### Problems
**1)** List every type signature for id that appears in the Haskell thread about flip id.
**2)** Answer these questions from the Haskell thread about flip id:
(a) Which lambda expression does the thread say flip id is similar to?
(b) What substitution does Haskell make so that id fits the type of the first argument to flip?
(c) According to the thread, what does flip take?
**3)** Carry on the Haskell thread about flip id, starting after its final sentence.

### Source text
The type of the Prelude
function flip
is:
flip :: (a -> b -> c) -> b -> a -> c
I.e., it takes one binary function and two arguments.
The type of the Prelude
function id
is:
id :: a -> a
But the type of flip id
is:
flip id :: a -> (a -> b) -> b
How is it possible to apply flip
to id
when id
is a unary function and flip
requires binary function for the first arg?
btw. flip id
is similar to \ x f -> f x
Haskell makes id
fit the type of the first argument to flip
by setting a = b -> c
. So:
flip :: ( a -> b -> c) -> b -> a -> c
flip :: ((b -> c) -> b -> c) -> b -> (b -> c) -> c
flip id :: b -> (b -> c) -> c
where id
is taken to be of type
id :: (b -> c) -> b -> c
which is equivalent to
id :: (b -> c) -> (b -> c)
i.e. a specialisation of id
that only applies to unary functions.

### Region and label listings

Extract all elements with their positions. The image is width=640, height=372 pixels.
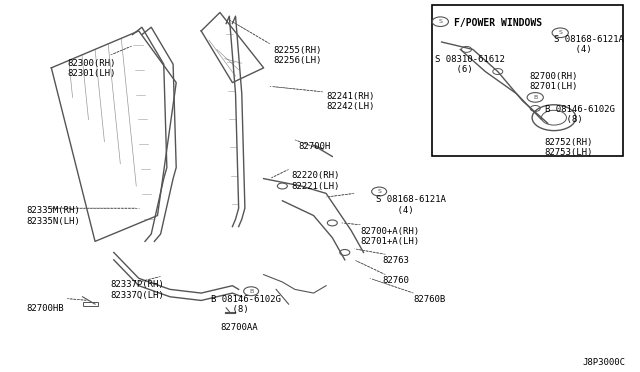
Text: S: S — [438, 19, 442, 24]
Text: B 08146-6102G
    (8): B 08146-6102G (8) — [545, 105, 614, 124]
Text: S: S — [377, 189, 381, 194]
Text: 82700AA: 82700AA — [220, 323, 257, 331]
Text: S: S — [558, 30, 562, 35]
Text: S 08168-6121A
    (4): S 08168-6121A (4) — [554, 35, 624, 54]
Text: 82300(RH)
82301(LH): 82300(RH) 82301(LH) — [67, 59, 115, 78]
Text: 82700H: 82700H — [298, 142, 330, 151]
Text: 82700HB: 82700HB — [26, 304, 64, 313]
Text: J8P3000C: J8P3000C — [582, 358, 625, 367]
FancyBboxPatch shape — [432, 5, 623, 157]
Text: 82255(RH)
82256(LH): 82255(RH) 82256(LH) — [273, 46, 321, 65]
Text: 82760B: 82760B — [413, 295, 445, 304]
Text: 82220(RH)
82221(LH): 82220(RH) 82221(LH) — [292, 171, 340, 190]
Text: 82337P(RH)
82337Q(LH): 82337P(RH) 82337Q(LH) — [111, 280, 164, 299]
Text: 82335M(RH)
82335N(LH): 82335M(RH) 82335N(LH) — [26, 206, 80, 226]
Text: 82700(RH)
82701(LH): 82700(RH) 82701(LH) — [529, 71, 577, 91]
Bar — [83, 302, 98, 306]
Text: 82752(RH)
82753(LH): 82752(RH) 82753(LH) — [545, 138, 593, 157]
Text: B 08146-6102G
    (8): B 08146-6102G (8) — [211, 295, 280, 314]
Text: F/POWER WINDOWS: F/POWER WINDOWS — [454, 18, 542, 28]
Text: B: B — [249, 289, 253, 294]
Text: 82763: 82763 — [382, 256, 409, 265]
Text: S 08168-6121A
    (4): S 08168-6121A (4) — [376, 195, 446, 215]
Text: B: B — [533, 95, 538, 100]
Text: 82760: 82760 — [382, 276, 409, 285]
Text: 82241(RH)
82242(LH): 82241(RH) 82242(LH) — [326, 92, 374, 111]
Text: 82700+A(RH)
82701+A(LH): 82700+A(RH) 82701+A(LH) — [360, 227, 420, 246]
Text: S 08310-61612
    (6): S 08310-61612 (6) — [435, 55, 505, 74]
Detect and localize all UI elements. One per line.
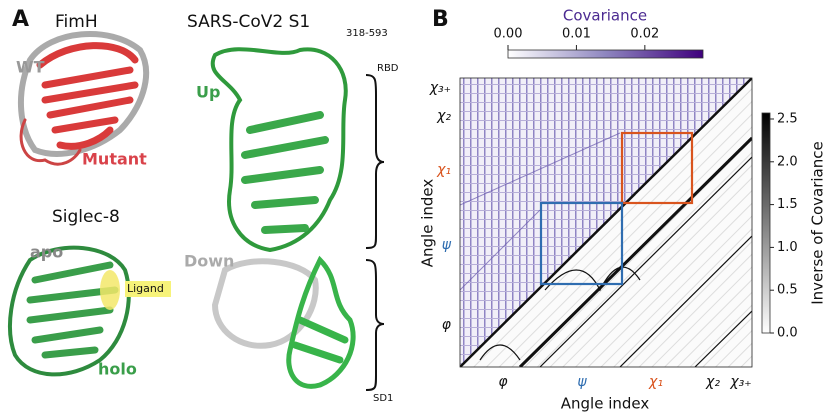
colorbar-tick-label: 0.5 (777, 283, 798, 298)
colorbar-tick-label: 2.5 (777, 111, 798, 126)
colorbar-tick-label: 0.01 (562, 27, 591, 42)
sars-subscript: 318-593 (346, 28, 388, 39)
y-group-label: ψ (442, 237, 452, 253)
down-label: Down (184, 252, 234, 271)
ligand-box (125, 281, 171, 297)
up-label: Up (196, 83, 220, 102)
siglec-title: Siglec-8 (52, 207, 120, 227)
siglec-structure (8, 245, 131, 377)
heatmap (460, 78, 752, 367)
panel-label: A (12, 7, 29, 32)
fimh-structure (17, 31, 150, 166)
wt-label: WT (16, 58, 45, 77)
colorbar-tick-label: 1.5 (777, 197, 798, 212)
x-group-label: φ (498, 374, 508, 390)
mutant-label: Mutant (82, 150, 147, 169)
rbd-label: RBD (377, 63, 399, 74)
x-group-label: ψ (577, 374, 587, 390)
colorbar-tick-label: 2.0 (777, 154, 798, 169)
colorbar-tick-label: 1.0 (777, 240, 798, 255)
heatmap-frame (459, 77, 753, 368)
y-group-label: χ₃₊ (429, 80, 451, 96)
y-group-label: φ (442, 317, 452, 333)
x-axis-title: Angle index (561, 395, 650, 413)
x-group-label: χ₁ (648, 374, 663, 390)
apo-label: apo (30, 243, 63, 262)
colorbar-title: Inverse of Covariance (809, 141, 827, 304)
sd1-label: SD1 (373, 393, 393, 404)
x-group-label: χ₃₊ (729, 374, 751, 390)
colorbar-title: Covariance (563, 7, 647, 25)
sars-title: SARS-CoV2 S1 (187, 12, 310, 32)
brackets (365, 74, 385, 391)
x-group-label: χ₂ (705, 374, 720, 390)
chi1-box (620, 131, 694, 205)
panel-label: B (432, 7, 449, 32)
psi-box (539, 201, 624, 286)
inverse-colorbar (761, 112, 771, 334)
colorbar-tick-label: 0.02 (630, 27, 659, 42)
sars-structure (210, 47, 356, 389)
colorbar-tick-label: 0.00 (494, 27, 523, 42)
y-group-label: χ₁ (436, 162, 451, 178)
colorbar-tick-label: 0.0 (777, 326, 798, 341)
fimh-title: FimH (55, 12, 98, 32)
y-group-label: χ₂ (436, 108, 451, 124)
y-axis-title: Angle index (419, 179, 437, 268)
covariance-colorbar (507, 49, 704, 59)
holo-label: holo (98, 360, 137, 379)
ligand-label: Ligand (127, 282, 164, 295)
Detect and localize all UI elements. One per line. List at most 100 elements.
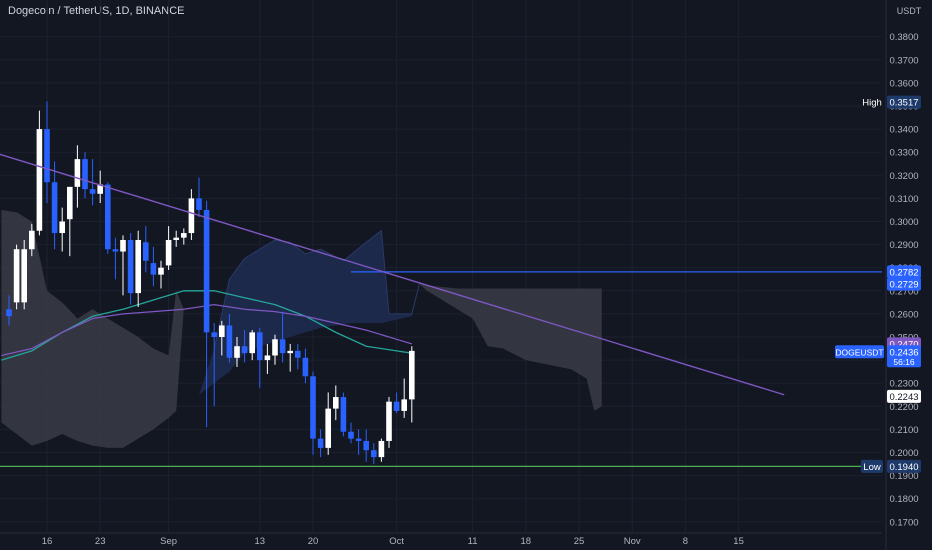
price-tick-label: 0.2200 [889,402,918,413]
candle[interactable] [29,223,35,257]
candle-body [44,129,50,183]
candle-body [203,209,210,333]
candle-body [257,332,263,361]
candle[interactable] [219,320,225,356]
trendline[interactable] [0,124,785,396]
candle-body [82,159,88,190]
candle[interactable] [340,392,347,437]
candle-body [249,332,255,354]
candle[interactable] [158,260,164,289]
candle[interactable] [287,343,293,372]
price-tick-label: 0.2000 [889,448,918,459]
candle[interactable] [127,233,134,305]
candle[interactable] [249,330,255,361]
candle[interactable] [355,429,362,455]
high-line-price-badge [887,265,921,279]
candle[interactable] [317,429,324,458]
candle[interactable] [82,152,88,199]
candle[interactable] [21,239,27,310]
cloud-bullish [199,230,420,395]
high-tag: High [862,98,882,109]
cloud-edge [213,229,420,349]
time-tick-label: Nov [624,536,641,547]
candle[interactable] [371,443,377,465]
cloud-top-price-value: 0.2729 [889,280,918,291]
candle[interactable] [393,392,400,414]
candle-body [188,198,195,234]
candle[interactable] [211,323,217,407]
candle-body [196,198,202,210]
candle[interactable] [401,378,407,418]
candles[interactable] [6,101,415,465]
candle-body [295,350,301,358]
candle[interactable] [36,110,43,236]
candle[interactable] [13,244,20,310]
time-axis[interactable]: 16 23 Sep 13 20 Oct 11 18 25 Nov 8 15 [0,532,882,547]
candle[interactable] [310,371,316,455]
candle[interactable] [59,207,65,252]
candle[interactable] [150,246,157,287]
candle-body [219,325,225,337]
candle[interactable] [226,313,233,363]
low-price-badge [887,459,921,473]
candle[interactable] [295,343,301,370]
candle[interactable] [386,397,392,448]
candle-body [355,438,362,441]
candle-body [21,249,27,303]
candle[interactable] [272,334,278,365]
level-lines [0,271,882,467]
time-tick-label: 18 [521,536,532,547]
time-tick-label: 16 [42,536,53,547]
candle-body [302,357,309,377]
candle[interactable] [51,161,58,250]
candle[interactable] [6,295,12,326]
candle-body [348,431,354,439]
candle[interactable] [188,189,195,240]
symbol-price-value: 0.2436 [889,347,918,358]
candle[interactable] [378,438,385,462]
candle[interactable] [74,145,81,208]
candle-body [272,339,278,356]
candle[interactable] [196,177,202,217]
candle[interactable] [143,226,149,273]
candle[interactable] [135,230,141,307]
candle[interactable] [97,170,103,204]
candle[interactable] [67,186,73,257]
candle[interactable] [257,327,263,388]
candle[interactable] [112,237,119,280]
candle-body [36,129,43,231]
candle-body [333,397,339,409]
time-tick-label: 15 [733,536,744,547]
candle-body [378,440,385,458]
candle[interactable] [181,228,187,245]
candle[interactable] [264,343,271,374]
chart-title: Dogecoin / TetherUS, 1D, BINANCE [8,5,185,17]
candle[interactable] [409,346,415,423]
candle[interactable] [363,429,369,462]
candle[interactable] [105,182,111,254]
cloud-future [419,283,602,411]
price-tick-label: 0.1700 [889,517,918,528]
time-tick-label: 8 [683,536,688,547]
candle[interactable] [173,230,179,247]
symbol-tag-bg [835,345,884,359]
candle[interactable] [279,311,286,363]
trendline-line[interactable] [0,124,785,396]
candle[interactable] [333,385,339,421]
candle-body [59,221,65,234]
candle[interactable] [302,348,309,384]
candle[interactable] [325,392,331,455]
candle[interactable] [234,337,240,368]
candle[interactable] [203,200,210,428]
candle[interactable] [348,422,354,444]
candle-body [105,184,111,250]
time-tick-label: Oct [389,536,404,547]
candle[interactable] [241,330,248,363]
candle-body [97,184,103,194]
candle[interactable] [120,235,126,296]
candle[interactable] [165,226,172,271]
candle[interactable] [44,101,50,204]
price-tick-label: 0.3300 [889,148,918,159]
candle-body [317,438,324,448]
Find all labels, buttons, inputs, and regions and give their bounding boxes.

### Answers by task
**1)**
id :: a -> a
id :: (b -> c) -> b -> c
id :: (b -> c) -> (b -> c)

**2)**
(a) \ x f -> f x
(b) a = b -> c
(c) One binary function and two arguments.

**3)**
Edit: I think I might rephrase my first line as:
Haskell deduces that id
fits the type of the first argument to flip
if a = b -> c
.
In case that's any clearer.
Nefrubyr explains it very well.
Another way to (hopefully) make this a bit more intuitive is to think of the function application operator ($)
.
($)
is a specialized form of id
:
($) :: (a -> b) -> (a -> b)
($) = id
I've seen the definition (#) = flip ($)
, such that you can write the argument before the function its applied to: obj # show
.
Obviously, since ($)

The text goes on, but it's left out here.